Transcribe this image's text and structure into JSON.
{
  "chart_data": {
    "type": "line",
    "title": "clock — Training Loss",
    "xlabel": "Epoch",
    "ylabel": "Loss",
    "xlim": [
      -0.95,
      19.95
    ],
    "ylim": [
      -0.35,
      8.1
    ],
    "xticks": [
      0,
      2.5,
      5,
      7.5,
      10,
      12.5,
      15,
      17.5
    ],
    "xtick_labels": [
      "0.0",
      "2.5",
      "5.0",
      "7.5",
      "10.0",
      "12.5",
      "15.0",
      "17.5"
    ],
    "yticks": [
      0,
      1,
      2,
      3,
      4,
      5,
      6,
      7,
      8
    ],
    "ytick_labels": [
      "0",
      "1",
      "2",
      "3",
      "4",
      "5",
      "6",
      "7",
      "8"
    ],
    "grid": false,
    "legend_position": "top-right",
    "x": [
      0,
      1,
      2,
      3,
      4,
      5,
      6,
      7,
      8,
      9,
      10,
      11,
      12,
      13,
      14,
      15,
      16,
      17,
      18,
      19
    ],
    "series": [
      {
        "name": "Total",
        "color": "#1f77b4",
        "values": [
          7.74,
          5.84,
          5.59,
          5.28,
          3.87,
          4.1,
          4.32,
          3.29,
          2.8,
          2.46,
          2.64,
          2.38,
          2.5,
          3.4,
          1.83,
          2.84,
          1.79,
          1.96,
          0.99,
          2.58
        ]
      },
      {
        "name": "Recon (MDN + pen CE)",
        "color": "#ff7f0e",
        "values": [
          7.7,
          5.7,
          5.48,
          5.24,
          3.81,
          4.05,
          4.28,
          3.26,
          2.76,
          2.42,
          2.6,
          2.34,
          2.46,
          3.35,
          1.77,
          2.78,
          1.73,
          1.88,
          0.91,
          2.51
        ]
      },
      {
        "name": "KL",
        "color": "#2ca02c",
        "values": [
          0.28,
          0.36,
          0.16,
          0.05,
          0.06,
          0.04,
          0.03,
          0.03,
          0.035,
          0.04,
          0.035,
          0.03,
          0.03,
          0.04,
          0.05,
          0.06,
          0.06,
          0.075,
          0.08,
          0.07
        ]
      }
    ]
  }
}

● ● ●

*THE EXERCISE*.
Copy out each line of the material that holds the word "name".

*FINISHED ANSWER*.
        "name": "Total",
        "name": "Recon (MDN + pen CE)",
        "name": "KL",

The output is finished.